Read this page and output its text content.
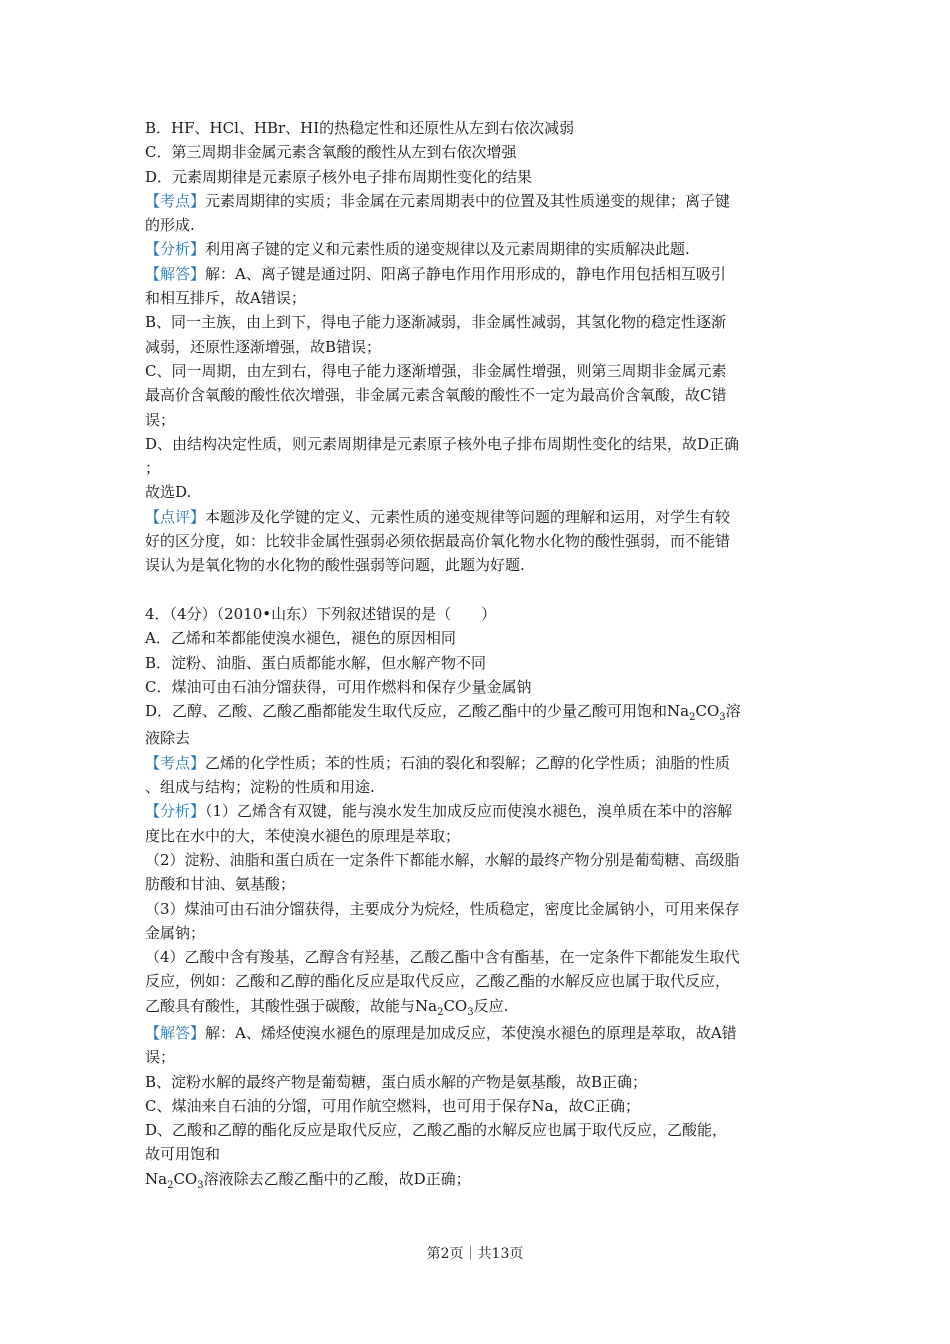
B．HF、HCl、HBr、HI的热稳定性和还原性从左到右依次减弱
C．第三周期非金属元素含氧酸的酸性从左到右依次增强
D．元素周期律是元素原子核外电子排布周期性变化的结果
【考点】元素周期律的实质；非金属在元素周期表中的位置及其性质递变的规律；离子键
的形成.
【分析】利用离子键的定义和元素性质的递变规律以及元素周期律的实质解决此题.
【解答】解：A、离子键是通过阴、阳离子静电作用作用形成的，静电作用包括相互吸引
和相互排斥，故A错误；
B、同一主族，由上到下，得电子能力逐渐减弱，非金属性减弱，其氢化物的稳定性逐渐
减弱，还原性逐渐增强，故B错误；
C、同一周期，由左到右，得电子能力逐渐增强，非金属性增强，则第三周期非金属元素
最高价含氧酸的酸性依次增强，非金属元素含氧酸的酸性不一定为最高价含氧酸，故C错
误；
D、由结构决定性质，则元素周期律是元素原子核外电子排布周期性变化的结果，故D正确
；
故选D.
【点评】本题涉及化学键的定义、元素性质的递变规律等问题的理解和运用，对学生有较
好的区分度，如：比较非金属性强弱必须依据最高价氧化物水化物的酸性强弱，而不能错
误认为是氧化物的水化物的酸性强弱等问题，此题为好题.
4．（4分）（2010•山东）下列叙述错误的是（　　）
A．乙烯和苯都能使溴水褪色，褪色的原因相同
B．淀粉、油脂、蛋白质都能水解，但水解产物不同
C．煤油可由石油分馏获得，可用作燃料和保存少量金属钠
D．乙醇、乙酸、乙酸乙酯都能发生取代反应，乙酸乙酯中的少量乙酸可用饱和$Na_2CO_3$溶
液除去
【考点】乙烯的化学性质；苯的性质；石油的裂化和裂解；乙醇的化学性质；油脂的性质
、组成与结构；淀粉的性质和用途.
【分析】（1）乙烯含有双键，能与溴水发生加成反应而使溴水褪色，溴单质在苯中的溶解
度比在水中的大，苯使溴水褪色的原理是萃取；
（2）淀粉、油脂和蛋白质在一定条件下都能水解，水解的最终产物分别是葡萄糖、高级脂
肪酸和甘油、氨基酸；
（3）煤油可由石油分馏获得，主要成分为烷烃，性质稳定，密度比金属钠小，可用来保存
金属钠；
（4）乙酸中含有羧基，乙醇含有羟基，乙酸乙酯中含有酯基，在一定条件下都能发生取代
反应，例如：乙酸和乙醇的酯化反应是取代反应，乙酸乙酯的水解反应也属于取代反应，
乙酸具有酸性，其酸性强于碳酸，故能与$Na_2CO_3$反应.
【解答】解：A、烯烃使溴水褪色的原理是加成反应，苯使溴水褪色的原理是萃取，故A错
误；
B、淀粉水解的最终产物是葡萄糖，蛋白质水解的产物是氨基酸，故B正确；
C、煤油来自石油的分馏，可用作航空燃料，也可用于保存Na，故C正确；
D、乙酸和乙醇的酯化反应是取代反应，乙酸乙酯的水解反应也属于取代反应，乙酸能，
故可用饱和
$Na_2CO_3$溶液除去乙酸乙酯中的乙酸，故D正确；
第2页｜共13页
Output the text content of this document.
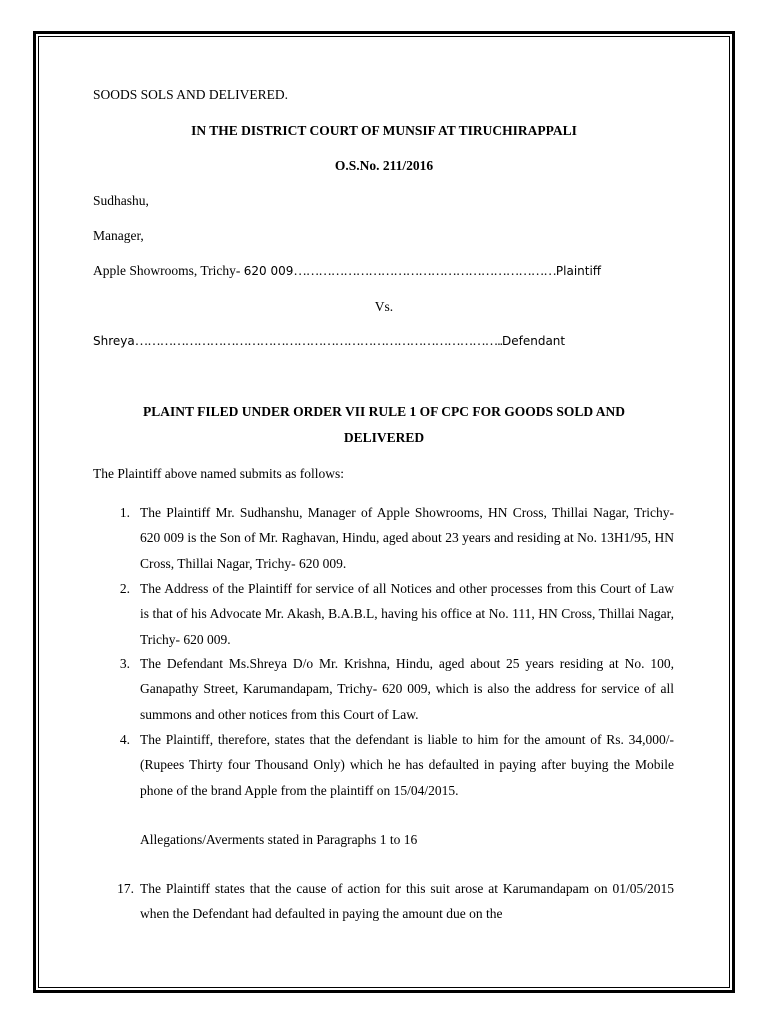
SOODS SOLS AND DELIVERED.
IN THE DISTRICT COURT OF MUNSIF AT TIRUCHIRAPPALI
O.S.No. 211/2016
Sudhashu,
Manager,
Apple Showrooms, Trichy- 620 009………………………………………………………Plaintiff
Vs.
Shreya……………………………………………………………………………..Defendant
PLAINT FILED UNDER ORDER VII RULE 1 OF CPC FOR GOODS SOLD AND
DELIVERED
The Plaintiff above named submits as follows:
1. The Plaintiff Mr. Sudhanshu, Manager of Apple Showrooms, HN Cross, Thillai Nagar, Trichy- 620 009 is the Son of Mr. Raghavan, Hindu, aged about 23 years and residing at No. 13H1/95, HN Cross, Thillai Nagar, Trichy- 620 009.
2. The Address of the Plaintiff for service of all Notices and other processes from this Court of Law is that of his Advocate Mr. Akash, B.A.B.L, having his office at No. 111, HN Cross, Thillai Nagar, Trichy- 620 009.
3. The Defendant Ms.Shreya D/o Mr. Krishna, Hindu, aged about 25 years residing at No. 100, Ganapathy Street, Karumandapam, Trichy- 620 009, which is also the address for service of all summons and other notices from this Court of Law.
4. The Plaintiff, therefore, states that the defendant is liable to him for the amount of Rs. 34,000/- (Rupees Thirty four Thousand Only) which he has defaulted in paying after buying the Mobile phone of the brand Apple from the plaintiff on 15/04/2015.
Allegations/Averments stated in Paragraphs 1 to 16
17. The Plaintiff states that the cause of action for this suit arose at Karumandapam on 01/05/2015 when the Defendant had defaulted in paying the amount due on the
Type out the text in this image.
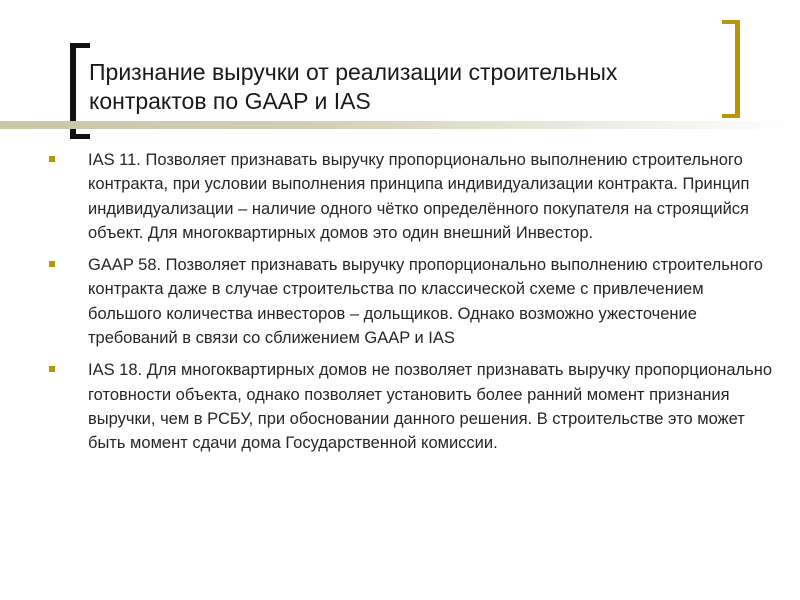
Признание выручки от реализации строительных контрактов по GAAP и IAS
IAS 11. Позволяет признавать выручку пропорционально выполнению строительного контракта, при условии выполнения принципа индивидуализации контракта. Принцип индивидуализации – наличие одного чётко определённого покупателя на строящийся объект. Для многоквартирных домов это один внешний Инвестор.
GAAP 58. Позволяет признавать выручку пропорционально выполнению строительного контракта даже в случае строительства по классической схеме с привлечением большого количества инвесторов – дольщиков. Однако возможно ужесточение требований в связи со сближением GAAP и IAS
IAS 18. Для многоквартирных домов не позволяет признавать выручку пропорционально готовности объекта, однако позволяет установить более ранний момент признания выручки, чем в РСБУ, при обосновании данного решения. В строительстве это может быть момент сдачи дома Государственной комиссии.
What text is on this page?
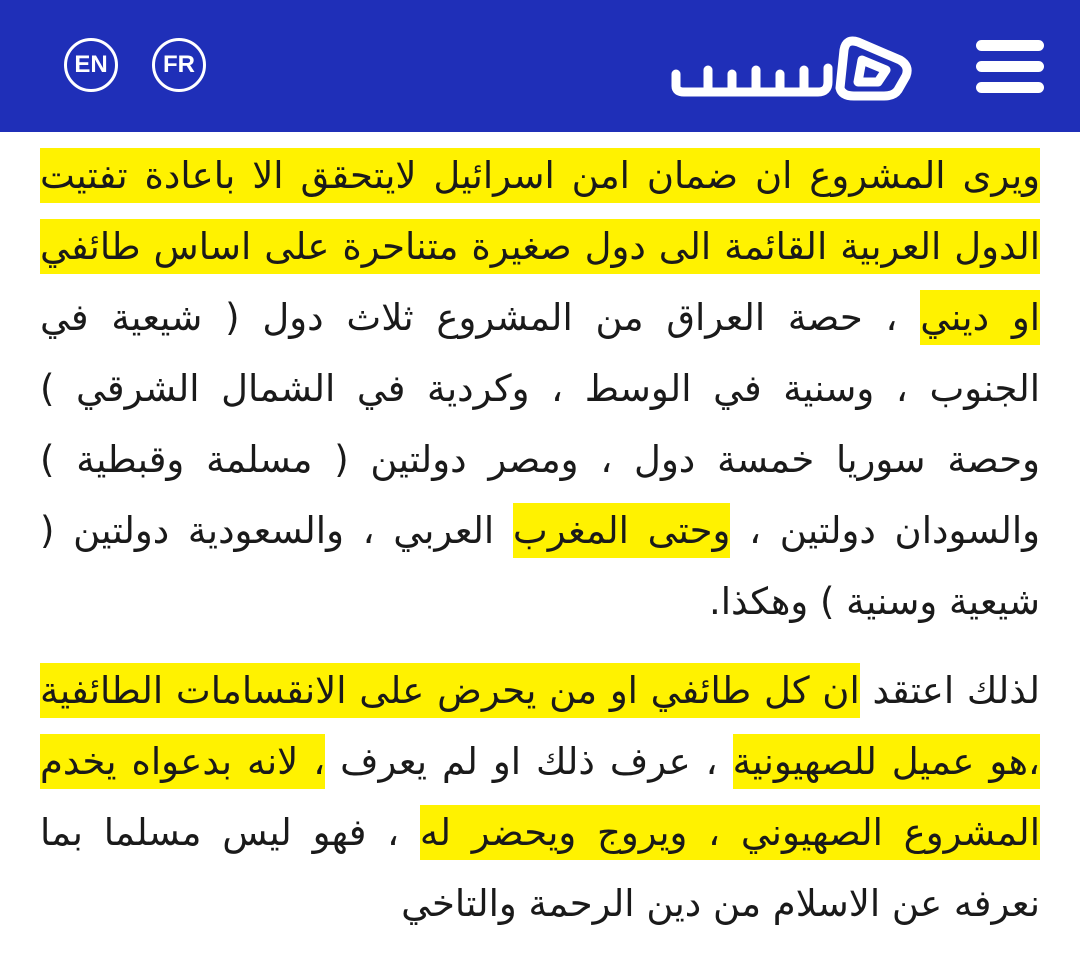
EN	FR

ويرى المشروع ان ضمان امن اسرائيل لايتحقق الا باعادة تفتيت الدول العربية القائمة الى دول صغيرة متناحرة على اساس طائفي او ديني ، حصة العراق من المشروع ثلاث دول ( شيعية في الجنوب ، وسنية في الوسط ، وكردية في الشمال الشرقي ) وحصة سوريا خمسة دول ، ومصر دولتين ( مسلمة وقبطية ) والسودان دولتين ، وحتى المغرب العربي ، والسعودية دولتين ( شيعية وسنية ) وهكذا.

لذلك اعتقد ان كل طائفي او من يحرض على الانقسامات الطائفية ،هو عميل للصهيونية ، عرف ذلك او لم يعرف ، لانه بدعواه يخدم المشروع الصهيوني ، ويروج ويحضر له ، فهو ليس مسلما بما نعرفه عن الاسلام من دين الرحمة والتاخي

☆ ☆ ☆ ☆ ☆ ☆ ☆

▸ Directions:
Reproduce every record above exactly, but leave out the pictures.

▸ Solution to the exercise:
Read this page and output its text content.
B．HF、HCl、HBr、HI的热稳定性和还原性从左到右依次减弱
C．第三周期非金属元素含氧酸的酸性从左到右依次增强
D．元素周期律是元素原子核外电子排布周期性变化的结果
【考点】元素周期律的实质；非金属在元素周期表中的位置及其性质递变的规律；离子键
的形成.
【分析】利用离子键的定义和元素性质的递变规律以及元素周期律的实质解决此题.
【解答】解：A、离子键是通过阴、阳离子静电作用作用形成的，静电作用包括相互吸引
和相互排斥，故A错误；
B、同一主族，由上到下，得电子能力逐渐减弱，非金属性减弱，其氢化物的稳定性逐渐
减弱，还原性逐渐增强，故B错误；
C、同一周期，由左到右，得电子能力逐渐增强，非金属性增强，则第三周期非金属元素
最高价含氧酸的酸性依次增强，非金属元素含氧酸的酸性不一定为最高价含氧酸，故C错
误；
D、由结构决定性质，则元素周期律是元素原子核外电子排布周期性变化的结果，故D正确
；
故选D.
【点评】本题涉及化学键的定义、元素性质的递变规律等问题的理解和运用，对学生有较
好的区分度，如：比较非金属性强弱必须依据最高价氧化物水化物的酸性强弱，而不能错
误认为是氧化物的水化物的酸性强弱等问题，此题为好题.
4．（4分）（2010•山东）下列叙述错误的是（　　）
A．乙烯和苯都能使溴水褪色，褪色的原因相同
B．淀粉、油脂、蛋白质都能水解，但水解产物不同
C．煤油可由石油分馏获得，可用作燃料和保存少量金属钠
D．乙醇、乙酸、乙酸乙酯都能发生取代反应，乙酸乙酯中的少量乙酸可用饱和$Na_2CO_3$溶
液除去
【考点】乙烯的化学性质；苯的性质；石油的裂化和裂解；乙醇的化学性质；油脂的性质
、组成与结构；淀粉的性质和用途.
【分析】（1）乙烯含有双键，能与溴水发生加成反应而使溴水褪色，溴单质在苯中的溶解
度比在水中的大，苯使溴水褪色的原理是萃取；
（2）淀粉、油脂和蛋白质在一定条件下都能水解，水解的最终产物分别是葡萄糖、高级脂
肪酸和甘油、氨基酸；
（3）煤油可由石油分馏获得，主要成分为烷烃，性质稳定，密度比金属钠小，可用来保存
金属钠；
（4）乙酸中含有羧基，乙醇含有羟基，乙酸乙酯中含有酯基，在一定条件下都能发生取代
反应，例如：乙酸和乙醇的酯化反应是取代反应，乙酸乙酯的水解反应也属于取代反应，
乙酸具有酸性，其酸性强于碳酸，故能与$Na_2CO_3$反应.
【解答】解：A、烯烃使溴水褪色的原理是加成反应，苯使溴水褪色的原理是萃取，故A错
误；
B、淀粉水解的最终产物是葡萄糖，蛋白质水解的产物是氨基酸，故B正确；
C、煤油来自石油的分馏，可用作航空燃料，也可用于保存Na，故C正确；
D、乙酸和乙醇的酯化反应是取代反应，乙酸乙酯的水解反应也属于取代反应，乙酸能，
故可用饱和
$Na_2CO_3$溶液除去乙酸乙酯中的乙酸，故D正确；
第2页｜共13页
Output the text content of this document.
SOODS SOLS AND DELIVERED.
IN THE DISTRICT COURT OF MUNSIF AT TIRUCHIRAPPALI
O.S.No. 211/2016
Sudhashu,
Manager,
Apple Showrooms, Trichy- 620 009………………………………………………………Plaintiff
Vs.
Shreya……………………………………………………………………………..Defendant
PLAINT FILED UNDER ORDER VII RULE 1 OF CPC FOR GOODS SOLD AND
DELIVERED
The Plaintiff above named submits as follows:
1. The Plaintiff Mr. Sudhanshu, Manager of Apple Showrooms, HN Cross, Thillai Nagar, Trichy- 620 009 is the Son of Mr. Raghavan, Hindu, aged about 23 years and residing at No. 13H1/95, HN Cross, Thillai Nagar, Trichy- 620 009.
2. The Address of the Plaintiff for service of all Notices and other processes from this Court of Law is that of his Advocate Mr. Akash, B.A.B.L, having his office at No. 111, HN Cross, Thillai Nagar, Trichy- 620 009.
3. The Defendant Ms.Shreya D/o Mr. Krishna, Hindu, aged about 25 years residing at No. 100, Ganapathy Street, Karumandapam, Trichy- 620 009, which is also the address for service of all summons and other notices from this Court of Law.
4. The Plaintiff, therefore, states that the defendant is liable to him for the amount of Rs. 34,000/- (Rupees Thirty four Thousand Only) which he has defaulted in paying after buying the Mobile phone of the brand Apple from the plaintiff on 15/04/2015.
Allegations/Averments stated in Paragraphs 1 to 16
17. The Plaintiff states that the cause of action for this suit arose at Karumandapam on 01/05/2015 when the Defendant had defaulted in paying the amount due on the
Type out the text in this image.
Признание выручки от реализации строительных контрактов по GAAP и IAS
IAS 11. Позволяет признавать выручку пропорционально выполнению строительного контракта, при условии выполнения принципа индивидуализации контракта. Принцип индивидуализации – наличие одного чётко определённого покупателя на строящийся объект. Для многоквартирных домов это один внешний Инвестор.
GAAP 58. Позволяет признавать выручку пропорционально выполнению строительного контракта даже в случае строительства по классической схеме с привлечением большого количества инвесторов – дольщиков. Однако возможно ужесточение требований в связи со сближением GAAP и IAS
IAS 18. Для многоквартирных домов не позволяет признавать выручку пропорционально готовности объекта, однако позволяет установить более ранний момент признания выручки, чем в РСБУ, при обосновании данного решения. В строительстве это может быть момент сдачи дома Государственной комиссии.
What text is on this page?
EN	FR

ويرى المشروع ان ضمان امن اسرائيل لايتحقق الا باعادة تفتيت الدول العربية القائمة الى دول صغيرة متناحرة على اساس طائفي او ديني ، حصة العراق من المشروع ثلاث دول ( شيعية في الجنوب ، وسنية في الوسط ، وكردية في الشمال الشرقي ) وحصة سوريا خمسة دول ، ومصر دولتين ( مسلمة وقبطية ) والسودان دولتين ، وحتى المغرب العربي ، والسعودية دولتين ( شيعية وسنية ) وهكذا.

لذلك اعتقد ان كل طائفي او من يحرض على الانقسامات الطائفية ،هو عميل للصهيونية ، عرف ذلك او لم يعرف ، لانه بدعواه يخدم المشروع الصهيوني ، ويروج ويحضر له ، فهو ليس مسلما بما نعرفه عن الاسلام من دين الرحمة والتاخي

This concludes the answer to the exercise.